Exercise directions >> Make an exact copy of all the data.

Working data >>
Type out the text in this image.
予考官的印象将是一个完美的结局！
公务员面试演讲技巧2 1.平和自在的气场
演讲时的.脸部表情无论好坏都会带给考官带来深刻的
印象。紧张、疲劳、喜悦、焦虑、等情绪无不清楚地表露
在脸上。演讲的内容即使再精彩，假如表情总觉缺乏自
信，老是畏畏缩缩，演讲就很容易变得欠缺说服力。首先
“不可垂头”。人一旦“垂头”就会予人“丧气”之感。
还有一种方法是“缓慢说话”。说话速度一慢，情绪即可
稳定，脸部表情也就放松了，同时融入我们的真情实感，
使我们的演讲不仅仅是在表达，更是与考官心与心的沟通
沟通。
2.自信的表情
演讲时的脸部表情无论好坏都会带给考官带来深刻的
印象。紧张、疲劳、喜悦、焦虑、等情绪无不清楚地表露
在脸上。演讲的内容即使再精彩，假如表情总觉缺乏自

Finished task >>
Type out the text in this image.
予考官的印象将是一个完美的结局！
公务员面试演讲技巧2 1.平和自在的气场
演讲时的.脸部表情无论好坏都会带给考官带来深刻的
印象。紧张、疲劳、喜悦、焦虑、等情绪无不清楚地表露
在脸上。演讲的内容即使再精彩，假如表情总觉缺乏自
信，老是畏畏缩缩，演讲就很容易变得欠缺说服力。首先
“不可垂头”。人一旦“垂头”就会予人“丧气”之感。
还有一种方法是“缓慢说话”。说话速度一慢，情绪即可
稳定，脸部表情也就放松了，同时融入我们的真情实感，
使我们的演讲不仅仅是在表达，更是与考官心与心的沟通
沟通。
2.自信的表情
演讲时的脸部表情无论好坏都会带给考官带来深刻的
印象。紧张、疲劳、喜悦、焦虑、等情绪无不清楚地表露
在脸上。演讲的内容即使再精彩，假如表情总觉缺乏自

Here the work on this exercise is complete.